- ФРАГМЕНТ ТЕКСТА
Не могли бы Вы пояснить и уточнить Вашу позицию по этому вопросу, как она представляется сейчас, через более 10 лет после выхода «Реставрации в России»? Как соотносятся революционные и реставрационные элементы в истории перестройки и 1990х годов?

Борис Кагарлицкий. Начнем с того, что объективный смысл процесса всё же важнее, чем субъективные переживания участников. Если даже массы искренне обманываются в своей роле и в смысле своих действий, то они всё же обманываются. Но с другой стороны, интересно, почему мы имеем именно такие иллюзии у масс. Известные рассуждения о «манипуляции» ничего не объясняют, а лишь позволяют спрятаться от обсуждения вопроса. Однако принципиально важно то, что массовый обман или самообман в любом случае не несет в себе ничего эмансипаторного. Как раз наоборот. Это прямая противоположность эмансипации. И если мы видим здесь переход от одной схемы контроля (внешнего основанного на принуждении) к другой (внутреннего, основанного на манипуляции), то это значит, мы переходим от плохого к худшему. «Видимость» внешней свободы дается за счет эффективного подавления свободы внутренней. Говорить об этом как о явлении неизбежно присущем буржуазной демократии неверно. На определенных этапах своего развития буржуазная демократия предполагала как раз сознательное (пусть и ограниченное) участие масс. Она основана на сознательном классовом компромиссе, а здесь как раз мы классовой политики и сознательной игры с двух сторон не видим.

- ЗАДАНИЯ
a: Почему во фрагменте считается неверным называть описанное явление неизбежно присущим буржуазной демократии? Ответ дайте в одном–трех предложениях.
b: Воспроизведите из фрагмента дословно отрывок от слов «Не могли бы» до слов «и 1990х годов?» включительно.

- ЗАПИСИ

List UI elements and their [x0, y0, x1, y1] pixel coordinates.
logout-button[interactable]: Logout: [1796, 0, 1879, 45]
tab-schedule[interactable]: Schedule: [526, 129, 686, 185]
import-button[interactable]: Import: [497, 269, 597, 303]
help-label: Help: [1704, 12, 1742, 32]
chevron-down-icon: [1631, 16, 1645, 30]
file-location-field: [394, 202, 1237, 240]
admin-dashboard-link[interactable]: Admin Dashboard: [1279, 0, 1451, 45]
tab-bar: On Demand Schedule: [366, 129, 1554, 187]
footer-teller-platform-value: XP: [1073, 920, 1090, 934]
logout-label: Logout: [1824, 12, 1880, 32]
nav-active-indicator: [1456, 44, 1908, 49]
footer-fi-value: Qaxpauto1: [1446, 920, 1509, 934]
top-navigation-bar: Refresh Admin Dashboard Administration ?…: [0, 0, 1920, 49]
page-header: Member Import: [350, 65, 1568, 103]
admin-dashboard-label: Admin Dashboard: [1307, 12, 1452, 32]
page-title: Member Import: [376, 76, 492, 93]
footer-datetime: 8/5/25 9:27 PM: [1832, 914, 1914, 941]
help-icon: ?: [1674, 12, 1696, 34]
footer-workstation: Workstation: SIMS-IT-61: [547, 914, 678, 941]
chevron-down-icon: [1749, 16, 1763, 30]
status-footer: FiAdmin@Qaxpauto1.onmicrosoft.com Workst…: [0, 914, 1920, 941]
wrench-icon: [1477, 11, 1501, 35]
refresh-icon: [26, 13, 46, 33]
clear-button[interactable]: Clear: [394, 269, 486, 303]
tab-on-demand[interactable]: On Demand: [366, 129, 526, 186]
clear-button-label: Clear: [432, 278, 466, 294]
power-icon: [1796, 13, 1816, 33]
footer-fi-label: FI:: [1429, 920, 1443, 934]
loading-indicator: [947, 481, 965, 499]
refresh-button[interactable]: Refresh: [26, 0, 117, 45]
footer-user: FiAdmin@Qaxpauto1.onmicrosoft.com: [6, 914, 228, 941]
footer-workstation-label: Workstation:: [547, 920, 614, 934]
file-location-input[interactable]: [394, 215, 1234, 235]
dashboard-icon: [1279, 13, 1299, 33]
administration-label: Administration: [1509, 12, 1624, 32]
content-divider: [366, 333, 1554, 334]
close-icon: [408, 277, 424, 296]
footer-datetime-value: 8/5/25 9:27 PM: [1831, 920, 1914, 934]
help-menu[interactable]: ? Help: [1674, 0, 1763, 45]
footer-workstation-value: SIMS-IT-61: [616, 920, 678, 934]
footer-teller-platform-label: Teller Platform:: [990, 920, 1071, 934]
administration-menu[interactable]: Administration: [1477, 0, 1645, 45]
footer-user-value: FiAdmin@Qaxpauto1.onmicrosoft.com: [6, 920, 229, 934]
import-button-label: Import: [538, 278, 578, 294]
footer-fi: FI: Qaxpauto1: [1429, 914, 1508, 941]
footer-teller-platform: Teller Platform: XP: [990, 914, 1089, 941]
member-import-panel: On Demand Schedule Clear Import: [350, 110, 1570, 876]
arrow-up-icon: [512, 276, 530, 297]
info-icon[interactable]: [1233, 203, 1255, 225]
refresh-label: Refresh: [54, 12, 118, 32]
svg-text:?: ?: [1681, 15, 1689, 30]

- РЕШЕНИЯ ПО ПОРЯДКУ
a: Потому что на определенных этапах своего развития буржуазная демократия предполагала как раз сознательное, пусть и ограниченное, участие масс. Она основана на сознательном классовом компромиссе, а в описанном случае классовой политики и сознательной игры с двух сторон не видно.

b:
Не могли бы Вы пояснить и уточнить Вашу позицию по этому вопросу, как она представляется сейчас, через более 10 лет после выхода «Реставрации в России»? Как соотносятся революционные и реставрационные элементы в истории перестройки и 1990х годов?